* [Collected data]:
******************************
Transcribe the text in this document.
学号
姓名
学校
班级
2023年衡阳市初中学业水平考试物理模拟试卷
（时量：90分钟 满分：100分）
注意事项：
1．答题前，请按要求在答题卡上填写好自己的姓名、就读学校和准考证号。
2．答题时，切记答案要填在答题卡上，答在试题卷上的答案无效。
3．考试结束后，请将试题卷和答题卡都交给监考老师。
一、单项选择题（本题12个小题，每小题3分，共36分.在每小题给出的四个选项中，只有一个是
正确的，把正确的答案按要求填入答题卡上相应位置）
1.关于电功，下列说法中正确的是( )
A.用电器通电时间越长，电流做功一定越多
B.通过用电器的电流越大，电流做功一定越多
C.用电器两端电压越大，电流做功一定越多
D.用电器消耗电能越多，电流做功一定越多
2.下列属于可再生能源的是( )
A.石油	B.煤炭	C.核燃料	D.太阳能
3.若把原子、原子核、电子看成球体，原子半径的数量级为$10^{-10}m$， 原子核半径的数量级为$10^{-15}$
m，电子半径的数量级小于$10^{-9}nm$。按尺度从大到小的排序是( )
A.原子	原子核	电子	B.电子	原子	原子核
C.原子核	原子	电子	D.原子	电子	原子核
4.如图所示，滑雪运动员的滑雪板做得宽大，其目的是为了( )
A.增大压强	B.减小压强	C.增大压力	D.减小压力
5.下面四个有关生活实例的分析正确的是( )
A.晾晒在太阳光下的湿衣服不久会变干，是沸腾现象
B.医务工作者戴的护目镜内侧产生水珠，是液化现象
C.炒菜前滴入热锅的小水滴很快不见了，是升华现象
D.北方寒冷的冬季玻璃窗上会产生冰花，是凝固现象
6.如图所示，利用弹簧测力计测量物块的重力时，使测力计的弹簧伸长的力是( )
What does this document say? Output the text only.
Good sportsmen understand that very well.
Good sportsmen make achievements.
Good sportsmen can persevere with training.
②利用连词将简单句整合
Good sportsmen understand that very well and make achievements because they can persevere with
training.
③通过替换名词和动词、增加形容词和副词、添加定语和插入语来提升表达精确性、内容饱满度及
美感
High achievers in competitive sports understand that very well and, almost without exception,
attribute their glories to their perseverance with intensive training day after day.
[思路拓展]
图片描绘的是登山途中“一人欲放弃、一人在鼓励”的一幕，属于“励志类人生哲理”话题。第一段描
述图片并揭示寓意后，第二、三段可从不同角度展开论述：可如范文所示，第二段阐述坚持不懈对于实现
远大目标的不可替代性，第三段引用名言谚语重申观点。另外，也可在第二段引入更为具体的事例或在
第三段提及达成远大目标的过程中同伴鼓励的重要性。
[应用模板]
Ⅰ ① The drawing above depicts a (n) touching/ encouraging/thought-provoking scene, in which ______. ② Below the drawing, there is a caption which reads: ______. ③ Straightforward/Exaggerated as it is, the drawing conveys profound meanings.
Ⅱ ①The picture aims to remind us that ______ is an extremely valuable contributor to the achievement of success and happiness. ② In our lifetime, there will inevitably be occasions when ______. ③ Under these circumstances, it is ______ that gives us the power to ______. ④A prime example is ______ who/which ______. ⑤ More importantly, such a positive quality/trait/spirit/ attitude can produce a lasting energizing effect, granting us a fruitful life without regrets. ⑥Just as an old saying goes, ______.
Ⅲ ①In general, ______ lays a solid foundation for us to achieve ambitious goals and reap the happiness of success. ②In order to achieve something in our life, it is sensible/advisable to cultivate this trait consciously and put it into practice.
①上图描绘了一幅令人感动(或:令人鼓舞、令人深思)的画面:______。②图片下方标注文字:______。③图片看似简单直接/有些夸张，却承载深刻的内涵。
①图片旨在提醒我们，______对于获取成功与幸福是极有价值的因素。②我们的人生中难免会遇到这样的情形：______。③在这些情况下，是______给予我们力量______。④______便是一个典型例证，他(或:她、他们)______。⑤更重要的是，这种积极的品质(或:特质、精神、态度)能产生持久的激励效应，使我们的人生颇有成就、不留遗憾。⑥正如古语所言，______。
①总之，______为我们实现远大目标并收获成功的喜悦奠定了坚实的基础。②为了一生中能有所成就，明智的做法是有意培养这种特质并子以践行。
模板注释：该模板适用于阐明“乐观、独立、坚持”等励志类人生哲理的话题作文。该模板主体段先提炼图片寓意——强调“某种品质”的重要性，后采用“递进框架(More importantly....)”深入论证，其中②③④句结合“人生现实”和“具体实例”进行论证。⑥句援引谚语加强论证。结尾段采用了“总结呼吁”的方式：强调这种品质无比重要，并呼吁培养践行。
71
******************************
* [TASK TO CARRY OUT]:
Restate the listing above word for word.

* [CORRECT RESULT]:
Transcribe the text in this document.
学号
姓名
学校
班级
2023年衡阳市初中学业水平考试物理模拟试卷
（时量：90分钟 满分：100分）
注意事项：
1．答题前，请按要求在答题卡上填写好自己的姓名、就读学校和准考证号。
2．答题时，切记答案要填在答题卡上，答在试题卷上的答案无效。
3．考试结束后，请将试题卷和答题卡都交给监考老师。
一、单项选择题（本题12个小题，每小题3分，共36分.在每小题给出的四个选项中，只有一个是
正确的，把正确的答案按要求填入答题卡上相应位置）
1.关于电功，下列说法中正确的是( )
A.用电器通电时间越长，电流做功一定越多
B.通过用电器的电流越大，电流做功一定越多
C.用电器两端电压越大，电流做功一定越多
D.用电器消耗电能越多，电流做功一定越多
2.下列属于可再生能源的是( )
A.石油	B.煤炭	C.核燃料	D.太阳能
3.若把原子、原子核、电子看成球体，原子半径的数量级为$10^{-10}m$， 原子核半径的数量级为$10^{-15}$
m，电子半径的数量级小于$10^{-9}nm$。按尺度从大到小的排序是( )
A.原子	原子核	电子	B.电子	原子	原子核
C.原子核	原子	电子	D.原子	电子	原子核
4.如图所示，滑雪运动员的滑雪板做得宽大，其目的是为了( )
A.增大压强	B.减小压强	C.增大压力	D.减小压力
5.下面四个有关生活实例的分析正确的是( )
A.晾晒在太阳光下的湿衣服不久会变干，是沸腾现象
B.医务工作者戴的护目镜内侧产生水珠，是液化现象
C.炒菜前滴入热锅的小水滴很快不见了，是升华现象
D.北方寒冷的冬季玻璃窗上会产生冰花，是凝固现象
6.如图所示，利用弹簧测力计测量物块的重力时，使测力计的弹簧伸长的力是( )
What does this document say? Output the text only.
Good sportsmen understand that very well.
Good sportsmen make achievements.
Good sportsmen can persevere with training.
②利用连词将简单句整合
Good sportsmen understand that very well and make achievements because they can persevere with
training.
③通过替换名词和动词、增加形容词和副词、添加定语和插入语来提升表达精确性、内容饱满度及
美感
High achievers in competitive sports understand that very well and, almost without exception,
attribute their glories to their perseverance with intensive training day after day.
[思路拓展]
图片描绘的是登山途中“一人欲放弃、一人在鼓励”的一幕，属于“励志类人生哲理”话题。第一段描
述图片并揭示寓意后，第二、三段可从不同角度展开论述：可如范文所示，第二段阐述坚持不懈对于实现
远大目标的不可替代性，第三段引用名言谚语重申观点。另外，也可在第二段引入更为具体的事例或在
第三段提及达成远大目标的过程中同伴鼓励的重要性。
[应用模板]
Ⅰ ① The drawing above depicts a (n) touching/ encouraging/thought-provoking scene, in which ______. ② Below the drawing, there is a caption which reads: ______. ③ Straightforward/Exaggerated as it is, the drawing conveys profound meanings.
Ⅱ ①The picture aims to remind us that ______ is an extremely valuable contributor to the achievement of success and happiness. ② In our lifetime, there will inevitably be occasions when ______. ③ Under these circumstances, it is ______ that gives us the power to ______. ④A prime example is ______ who/which ______. ⑤ More importantly, such a positive quality/trait/spirit/ attitude can produce a lasting energizing effect, granting us a fruitful life without regrets. ⑥Just as an old saying goes, ______.
Ⅲ ①In general, ______ lays a solid foundation for us to achieve ambitious goals and reap the happiness of success. ②In order to achieve something in our life, it is sensible/advisable to cultivate this trait consciously and put it into practice.
①上图描绘了一幅令人感动(或:令人鼓舞、令人深思)的画面:______。②图片下方标注文字:______。③图片看似简单直接/有些夸张，却承载深刻的内涵。
①图片旨在提醒我们，______对于获取成功与幸福是极有价值的因素。②我们的人生中难免会遇到这样的情形：______。③在这些情况下，是______给予我们力量______。④______便是一个典型例证，他(或:她、他们)______。⑤更重要的是，这种积极的品质(或:特质、精神、态度)能产生持久的激励效应，使我们的人生颇有成就、不留遗憾。⑥正如古语所言，______。
①总之，______为我们实现远大目标并收获成功的喜悦奠定了坚实的基础。②为了一生中能有所成就，明智的做法是有意培养这种特质并子以践行。
模板注释：该模板适用于阐明“乐观、独立、坚持”等励志类人生哲理的话题作文。该模板主体段先提炼图片寓意——强调“某种品质”的重要性，后采用“递进框架(More importantly....)”深入论证，其中②③④句结合“人生现实”和“具体实例”进行论证。⑥句援引谚语加强论证。结尾段采用了“总结呼吁”的方式：强调这种品质无比重要，并呼吁培养践行。
71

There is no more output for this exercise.